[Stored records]
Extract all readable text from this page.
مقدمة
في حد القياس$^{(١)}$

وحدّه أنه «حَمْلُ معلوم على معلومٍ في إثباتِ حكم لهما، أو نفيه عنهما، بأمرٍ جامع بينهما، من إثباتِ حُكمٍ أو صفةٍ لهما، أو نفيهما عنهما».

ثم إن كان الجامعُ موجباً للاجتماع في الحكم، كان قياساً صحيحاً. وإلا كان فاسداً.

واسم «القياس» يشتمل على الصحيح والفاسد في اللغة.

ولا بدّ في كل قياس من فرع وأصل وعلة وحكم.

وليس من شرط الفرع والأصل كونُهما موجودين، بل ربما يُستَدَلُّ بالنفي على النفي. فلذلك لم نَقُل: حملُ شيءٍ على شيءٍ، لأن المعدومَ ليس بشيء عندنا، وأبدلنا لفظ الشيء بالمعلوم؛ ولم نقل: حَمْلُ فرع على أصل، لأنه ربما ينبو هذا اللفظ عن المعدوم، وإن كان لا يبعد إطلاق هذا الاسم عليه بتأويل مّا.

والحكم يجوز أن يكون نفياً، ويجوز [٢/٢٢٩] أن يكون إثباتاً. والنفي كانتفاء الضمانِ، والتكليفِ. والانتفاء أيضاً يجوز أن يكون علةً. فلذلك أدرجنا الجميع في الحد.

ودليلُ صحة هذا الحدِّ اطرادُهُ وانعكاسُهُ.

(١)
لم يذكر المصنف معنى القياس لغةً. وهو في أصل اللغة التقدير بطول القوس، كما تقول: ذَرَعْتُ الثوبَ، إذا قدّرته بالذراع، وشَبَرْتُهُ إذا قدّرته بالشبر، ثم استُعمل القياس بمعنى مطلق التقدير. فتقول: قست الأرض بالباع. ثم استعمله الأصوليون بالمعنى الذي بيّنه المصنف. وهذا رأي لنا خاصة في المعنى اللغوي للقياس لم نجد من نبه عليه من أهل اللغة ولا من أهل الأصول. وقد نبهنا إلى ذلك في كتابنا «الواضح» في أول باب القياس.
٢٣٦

Task goal: Report only the count of lines that include the string "القياس".

Completed exercise: 3